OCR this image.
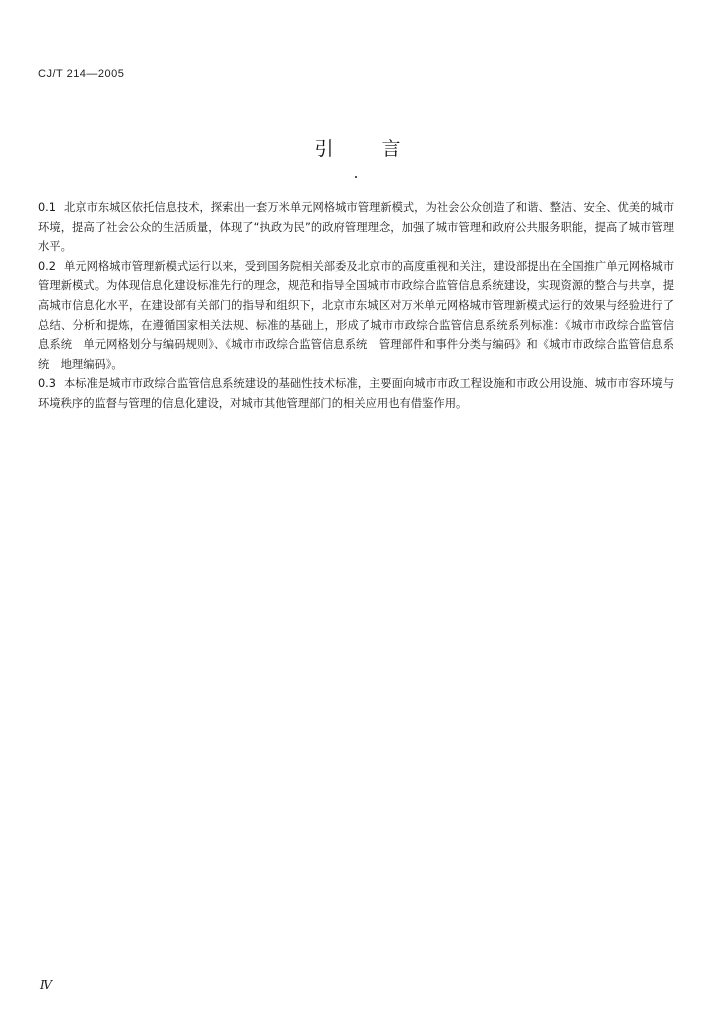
CJ/T 214—2005
引	言

0.1 北京市东城区依托信息技术，探索出一套万米单元网格城市管理新模式，为社会公众创造了和谐、整洁、安全、优美的城市环境，提高了社会公众的生活质量，体现了“执政为民”的政府管理理念，加强了城市管理和政府公共服务职能，提高了城市管理水平。

0.2 单元网格城市管理新模式运行以来，受到国务院相关部委及北京市的高度重视和关注，建设部提出在全国推广单元网格城市管理新模式。为体现信息化建设标准先行的理念，规范和指导全国城市市政综合监管信息系统建设，实现资源的整合与共享，提高城市信息化水平，在建设部有关部门的指导和组织下，北京市东城区对万米单元网格城市管理新模式运行的效果与经验进行了总结、分析和提炼，在遵循国家相关法规、标准的基础上，形成了城市市政综合监管信息系统系列标准：《城市市政综合监管信息系统　单元网格划分与编码规则》、《城市市政综合监管信息系统　管理部件和事件分类与编码》和《城市市政综合监管信息系统　地理编码》。

0.3 本标准是城市市政综合监管信息系统建设的基础性技术标准，主要面向城市市政工程设施和市政公用设施、城市市容环境与环境秩序的监督与管理的信息化建设，对城市其他管理部门的相关应用也有借鉴作用。

Ⅳ
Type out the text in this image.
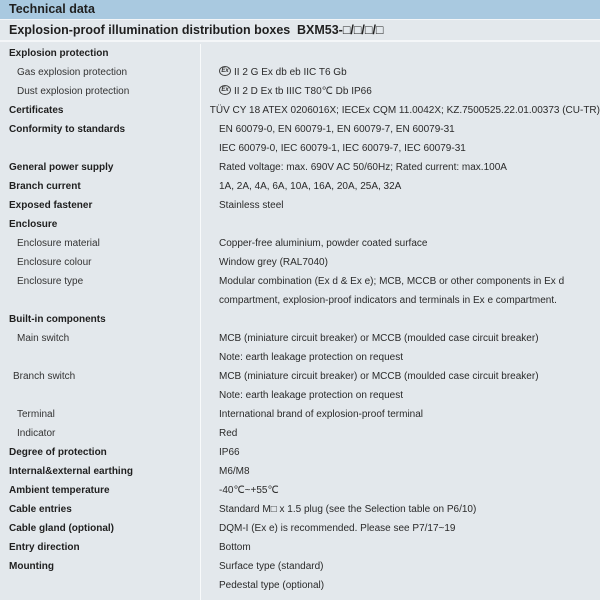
Technical data
Explosion-proof illumination distribution boxes BXM53-□/□/□/□
Explosion protection
Gas explosion protection	Ex II 2 G Ex db eb IIC T6 Gb
Dust explosion protection	Ex II 2 D Ex tb IIIC T80℃ Db IP66
Certificates	TÜV CY 18 ATEX 0206016X; IECEx CQM 11.0042X; KZ.7500525.22.01.00373 (CU-TR)
Conformity to standards	EN 60079-0, EN 60079-1, EN 60079-7, EN 60079-31
IEC 60079-0, IEC 60079-1, IEC 60079-7, IEC 60079-31
General power supply	Rated voltage: max. 690V AC 50/60Hz; Rated current: max.100A
Branch current	1A, 2A, 4A, 6A, 10A, 16A, 20A, 25A, 32A
Exposed fastener	Stainless steel
Enclosure
Enclosure material	Copper-free aluminium, powder coated surface
Enclosure colour	Window grey (RAL7040)
Enclosure type	Modular combination (Ex d & Ex e); MCB, MCCB or other components in Ex d
compartment, explosion-proof indicators and terminals in Ex e compartment.
Built-in components
Main switch	MCB (miniature circuit breaker) or MCCB (moulded case circuit breaker)
Note: earth leakage protection on request
Branch switch	MCB (miniature circuit breaker) or MCCB (moulded case circuit breaker)
Note: earth leakage protection on request
Terminal	International brand of explosion-proof terminal
Indicator	Red
Degree of protection	IP66
Internal&external earthing	M6/M8
Ambient temperature	-40℃~+55℃
Cable entries	Standard M□ x 1.5 plug (see the Selection table on P6/10)
Cable gland (optional)	DQM-I (Ex e) is recommended. Please see P7/17~19
Entry direction	Bottom
Mounting	Surface type (standard)
Pedestal type (optional)
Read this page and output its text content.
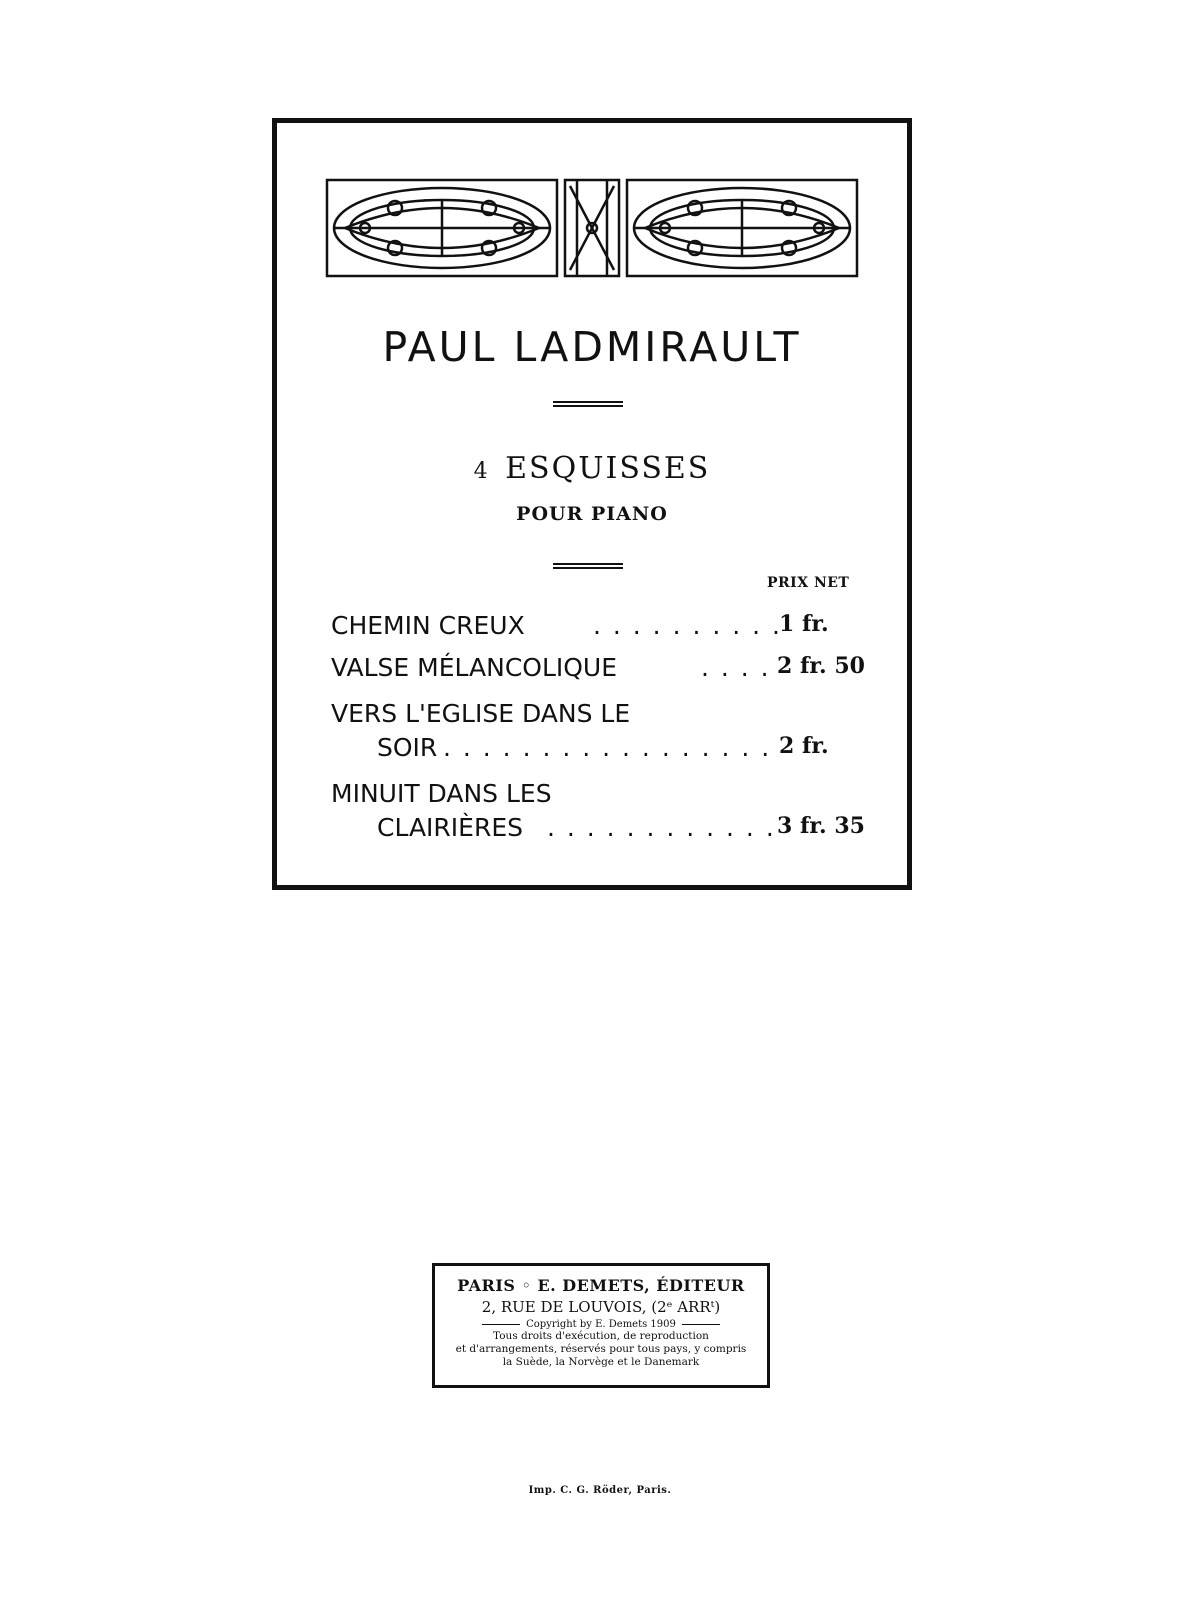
PAUL LADMIRAULT
4 ESQUISSES
POUR PIANO
PRIX NET
CHEMIN CREUX	. . . . . . . . . .
1 fr.
VALSE MÉLANCOLIQUE	. . . . 2 fr. 50
VERS L'EGLISE DANS LE
SOIR . . . . . . . . . . . . . . . . . 2 fr.
MINUIT DANS LES
CLAIRIÈRES . . . . . . . . . . . . 3 fr. 35
PARIS ◦ E. DEMETS, ÉDITEUR
2, RUE DE LOUVOIS, (2ᵉ ARRᵗ)
Copyright by E. Demets 1909
Tous droits d'exécution, de reproduction
et d'arrangements, réservés pour tous pays, y compris
la Suède, la Norvège et le Danemark
Imp. C. G. Röder, Paris.
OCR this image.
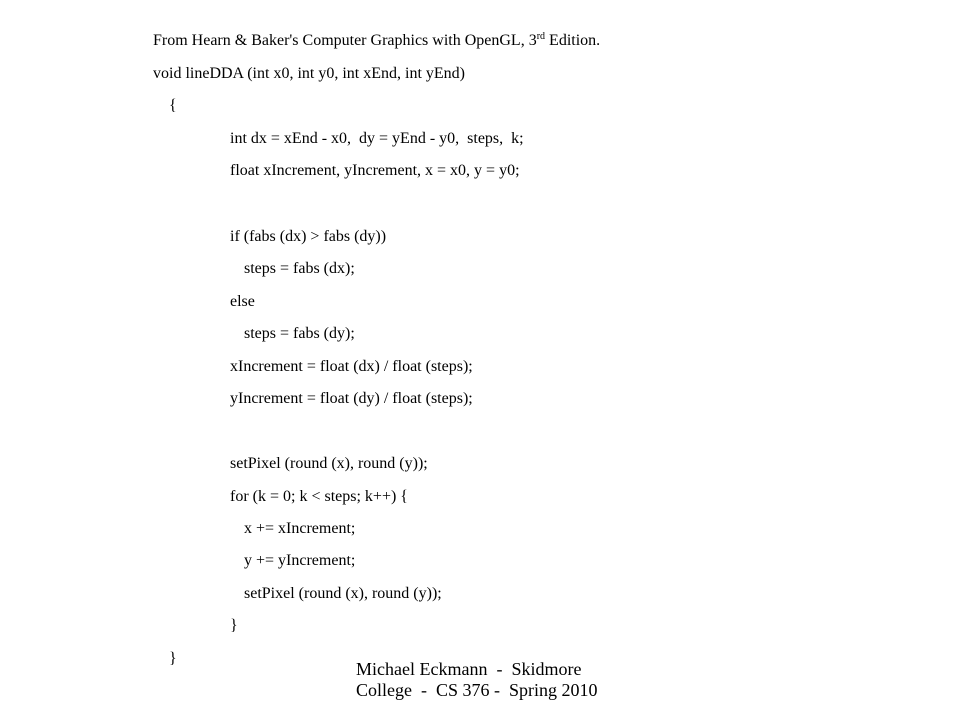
From Hearn & Baker's Computer Graphics with OpenGL, 3rd Edition.
void lineDDA (int x0, int y0, int xEnd, int yEnd)
{
int dx = xEnd - x0,  dy = yEnd - y0,  steps,  k;
float xIncrement, yIncrement, x = x0, y = y0;
if (fabs (dx) > fabs (dy))
steps = fabs (dx);
else
steps = fabs (dy);
xIncrement = float (dx) / float (steps);
yIncrement = float (dy) / float (steps);
setPixel (round (x), round (y));
for (k = 0; k < steps; k++) {
x += xIncrement;
y += yIncrement;
setPixel (round (x), round (y));
}
}
Michael Eckmann  -  Skidmore
College  -  CS 376 -  Spring 2010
────────
## [Exercise description]
Reproduce the entries above word for word. Pictures stay out.

## [Solution for this task]
OCR this image.
CJ/T 214—2005
引	言

0.1 北京市东城区依托信息技术，探索出一套万米单元网格城市管理新模式，为社会公众创造了和谐、整洁、安全、优美的城市环境，提高了社会公众的生活质量，体现了“执政为民”的政府管理理念，加强了城市管理和政府公共服务职能，提高了城市管理水平。

0.2 单元网格城市管理新模式运行以来，受到国务院相关部委及北京市的高度重视和关注，建设部提出在全国推广单元网格城市管理新模式。为体现信息化建设标准先行的理念，规范和指导全国城市市政综合监管信息系统建设，实现资源的整合与共享，提高城市信息化水平，在建设部有关部门的指导和组织下，北京市东城区对万米单元网格城市管理新模式运行的效果与经验进行了总结、分析和提炼，在遵循国家相关法规、标准的基础上，形成了城市市政综合监管信息系统系列标准：《城市市政综合监管信息系统　单元网格划分与编码规则》、《城市市政综合监管信息系统　管理部件和事件分类与编码》和《城市市政综合监管信息系统　地理编码》。

0.3 本标准是城市市政综合监管信息系统建设的基础性技术标准，主要面向城市市政工程设施和市政公用设施、城市市容环境与环境秩序的监督与管理的信息化建设，对城市其他管理部门的相关应用也有借鉴作用。

Ⅳ
Type out the text in this image.
Technical data
Explosion-proof illumination distribution boxes BXM53-□/□/□/□
Explosion protection
Gas explosion protection	Ex II 2 G Ex db eb IIC T6 Gb
Dust explosion protection	Ex II 2 D Ex tb IIIC T80℃ Db IP66
Certificates	TÜV CY 18 ATEX 0206016X; IECEx CQM 11.0042X; KZ.7500525.22.01.00373 (CU-TR)
Conformity to standards	EN 60079-0, EN 60079-1, EN 60079-7, EN 60079-31
IEC 60079-0, IEC 60079-1, IEC 60079-7, IEC 60079-31
General power supply	Rated voltage: max. 690V AC 50/60Hz; Rated current: max.100A
Branch current	1A, 2A, 4A, 6A, 10A, 16A, 20A, 25A, 32A
Exposed fastener	Stainless steel
Enclosure
Enclosure material	Copper-free aluminium, powder coated surface
Enclosure colour	Window grey (RAL7040)
Enclosure type	Modular combination (Ex d & Ex e); MCB, MCCB or other components in Ex d
compartment, explosion-proof indicators and terminals in Ex e compartment.
Built-in components
Main switch	MCB (miniature circuit breaker) or MCCB (moulded case circuit breaker)
Note: earth leakage protection on request
Branch switch	MCB (miniature circuit breaker) or MCCB (moulded case circuit breaker)
Note: earth leakage protection on request
Terminal	International brand of explosion-proof terminal
Indicator	Red
Degree of protection	IP66
Internal&external earthing	M6/M8
Ambient temperature	-40℃~+55℃
Cable entries	Standard M□ x 1.5 plug (see the Selection table on P6/10)
Cable gland (optional)	DQM-I (Ex e) is recommended. Please see P7/17~19
Entry direction	Bottom
Mounting	Surface type (standard)
Pedestal type (optional)
Read this page and output its text content.
PAUL LADMIRAULT
4 ESQUISSES
POUR PIANO
PRIX NET
CHEMIN CREUX	. . . . . . . . . .
1 fr.
VALSE MÉLANCOLIQUE	. . . . 2 fr. 50
VERS L'EGLISE DANS LE
SOIR . . . . . . . . . . . . . . . . . 2 fr.
MINUIT DANS LES
CLAIRIÈRES . . . . . . . . . . . . 3 fr. 35
PARIS ◦ E. DEMETS, ÉDITEUR
2, RUE DE LOUVOIS, (2ᵉ ARRᵗ)
Copyright by E. Demets 1909
Tous droits d'exécution, de reproduction
et d'arrangements, réservés pour tous pays, y compris
la Suède, la Norvège et le Danemark
Imp. C. G. Röder, Paris.
OCR this image.
From Hearn & Baker's Computer Graphics with OpenGL, 3rd Edition.
void lineDDA (int x0, int y0, int xEnd, int yEnd)
{
int dx = xEnd - x0,  dy = yEnd - y0,  steps,  k;
float xIncrement, yIncrement, x = x0, y = y0;
if (fabs (dx) > fabs (dy))
steps = fabs (dx);
else
steps = fabs (dy);
xIncrement = float (dx) / float (steps);
yIncrement = float (dy) / float (steps);
setPixel (round (x), round (y));
for (k = 0; k < steps; k++) {
x += xIncrement;
y += yIncrement;
setPixel (round (x), round (y));
}
}
Michael Eckmann  -  Skidmore
College  -  CS 376 -  Spring 2010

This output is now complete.